Copy out all the lines in the records that include the word "fête".

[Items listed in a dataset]
-=-=-
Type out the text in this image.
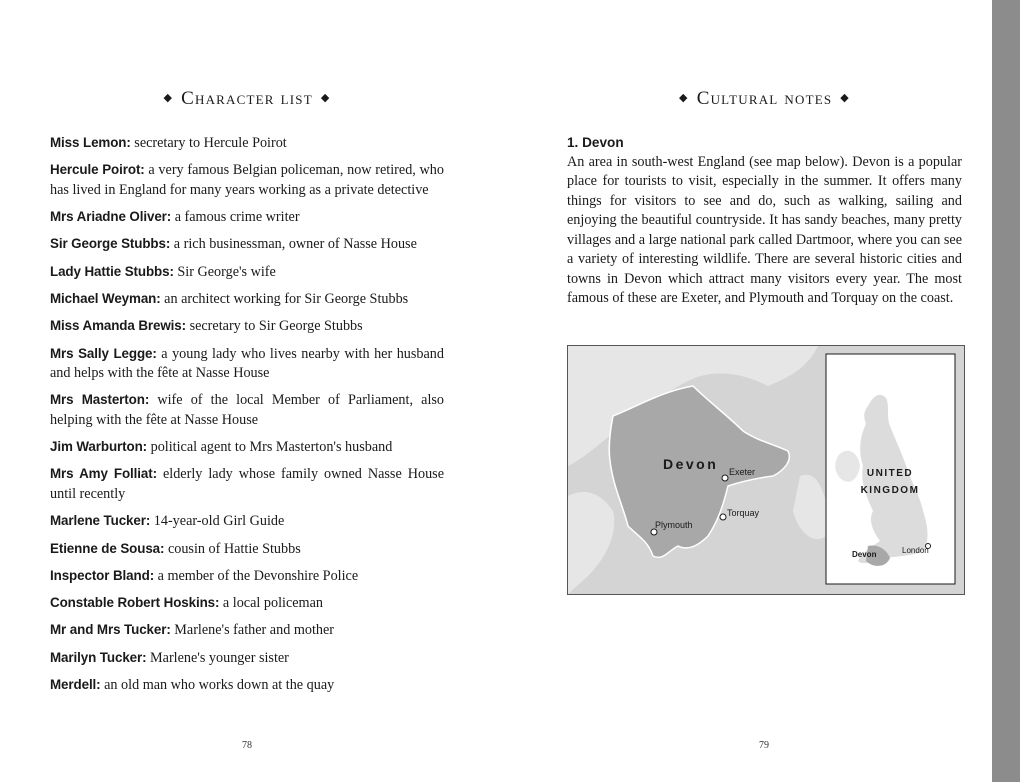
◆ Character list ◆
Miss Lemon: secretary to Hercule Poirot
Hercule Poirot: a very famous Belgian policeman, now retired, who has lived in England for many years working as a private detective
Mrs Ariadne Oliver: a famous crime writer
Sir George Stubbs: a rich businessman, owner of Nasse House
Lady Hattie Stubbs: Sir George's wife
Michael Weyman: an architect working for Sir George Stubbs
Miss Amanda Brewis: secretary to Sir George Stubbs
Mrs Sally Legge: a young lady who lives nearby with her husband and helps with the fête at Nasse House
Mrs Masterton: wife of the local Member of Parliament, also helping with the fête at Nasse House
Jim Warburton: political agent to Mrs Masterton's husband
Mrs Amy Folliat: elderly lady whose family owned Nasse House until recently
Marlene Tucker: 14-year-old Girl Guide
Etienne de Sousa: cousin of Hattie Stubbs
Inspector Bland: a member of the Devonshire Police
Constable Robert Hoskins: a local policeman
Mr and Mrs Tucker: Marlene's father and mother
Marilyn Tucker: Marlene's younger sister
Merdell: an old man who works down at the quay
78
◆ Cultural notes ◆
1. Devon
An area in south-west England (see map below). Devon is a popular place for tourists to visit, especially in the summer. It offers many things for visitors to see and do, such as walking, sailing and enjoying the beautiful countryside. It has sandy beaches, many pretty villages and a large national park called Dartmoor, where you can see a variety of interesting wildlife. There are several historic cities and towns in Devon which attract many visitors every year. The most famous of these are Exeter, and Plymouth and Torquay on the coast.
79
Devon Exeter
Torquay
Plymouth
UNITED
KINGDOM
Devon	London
-=-=-
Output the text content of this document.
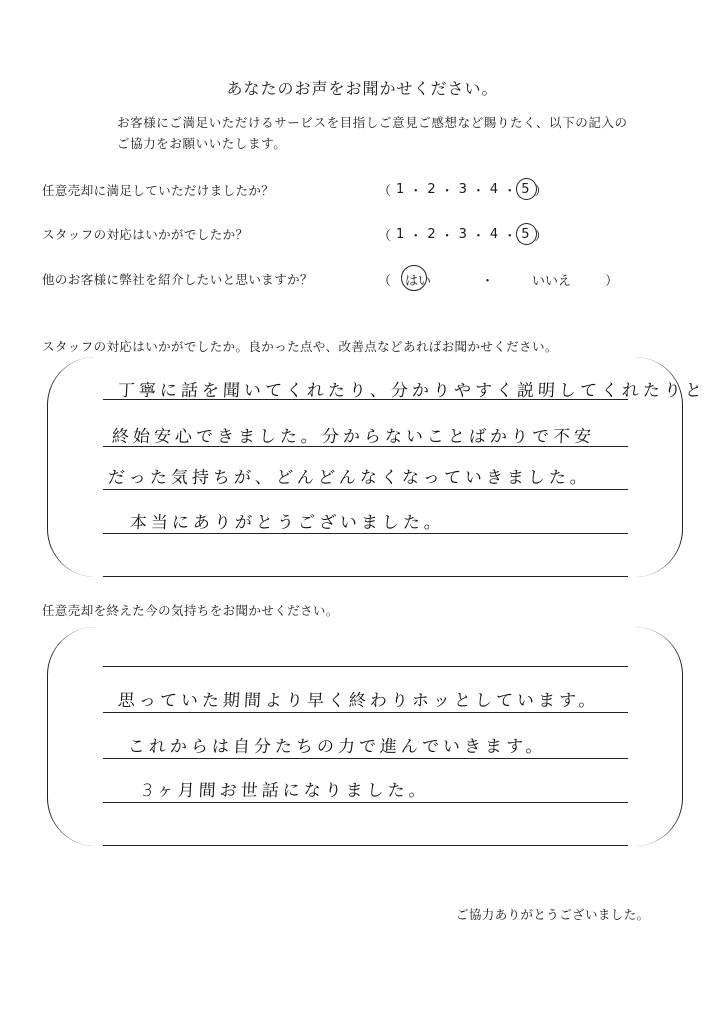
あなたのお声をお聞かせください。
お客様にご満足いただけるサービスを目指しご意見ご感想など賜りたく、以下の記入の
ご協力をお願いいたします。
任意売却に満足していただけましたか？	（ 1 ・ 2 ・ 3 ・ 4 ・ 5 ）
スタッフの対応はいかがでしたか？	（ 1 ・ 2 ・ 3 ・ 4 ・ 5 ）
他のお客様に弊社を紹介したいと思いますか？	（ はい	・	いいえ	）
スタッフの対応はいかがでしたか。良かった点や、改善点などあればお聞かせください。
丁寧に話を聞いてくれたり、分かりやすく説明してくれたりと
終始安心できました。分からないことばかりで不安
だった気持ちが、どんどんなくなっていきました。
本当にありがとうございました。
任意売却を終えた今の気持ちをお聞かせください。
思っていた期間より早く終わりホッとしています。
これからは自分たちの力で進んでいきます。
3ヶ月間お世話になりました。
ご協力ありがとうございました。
-=-=-
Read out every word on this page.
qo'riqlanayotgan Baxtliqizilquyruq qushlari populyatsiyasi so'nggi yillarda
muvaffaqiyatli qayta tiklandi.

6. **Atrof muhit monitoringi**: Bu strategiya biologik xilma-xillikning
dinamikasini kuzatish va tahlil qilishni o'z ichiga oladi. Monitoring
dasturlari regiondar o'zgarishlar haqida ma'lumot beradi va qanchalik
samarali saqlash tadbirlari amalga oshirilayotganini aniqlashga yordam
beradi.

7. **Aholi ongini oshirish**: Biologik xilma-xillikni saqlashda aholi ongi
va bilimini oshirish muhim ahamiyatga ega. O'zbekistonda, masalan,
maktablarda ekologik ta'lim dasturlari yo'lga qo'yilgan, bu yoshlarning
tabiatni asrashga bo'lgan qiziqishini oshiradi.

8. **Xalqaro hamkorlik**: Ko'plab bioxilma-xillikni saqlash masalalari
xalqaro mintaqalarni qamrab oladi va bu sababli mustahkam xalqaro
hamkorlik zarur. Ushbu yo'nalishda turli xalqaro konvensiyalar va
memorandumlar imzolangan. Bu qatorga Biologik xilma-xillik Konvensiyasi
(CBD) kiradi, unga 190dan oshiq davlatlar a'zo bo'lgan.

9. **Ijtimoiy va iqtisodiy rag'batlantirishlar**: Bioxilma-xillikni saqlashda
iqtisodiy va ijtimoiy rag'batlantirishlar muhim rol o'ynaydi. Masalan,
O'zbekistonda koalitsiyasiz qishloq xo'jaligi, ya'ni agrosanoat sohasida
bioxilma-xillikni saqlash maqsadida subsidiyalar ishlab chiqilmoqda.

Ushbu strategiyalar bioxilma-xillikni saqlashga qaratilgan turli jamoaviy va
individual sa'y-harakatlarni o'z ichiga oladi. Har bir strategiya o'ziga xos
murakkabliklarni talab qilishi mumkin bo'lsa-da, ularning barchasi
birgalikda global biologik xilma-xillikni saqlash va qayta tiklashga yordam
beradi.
-=-=-
Answer to the task:
Mrs Sally Legge: a young lady who lives nearby with her husband and helps with the fête at Nasse House
Mrs Masterton: wife of the local Member of Parliament, also helping with the fête at Nasse House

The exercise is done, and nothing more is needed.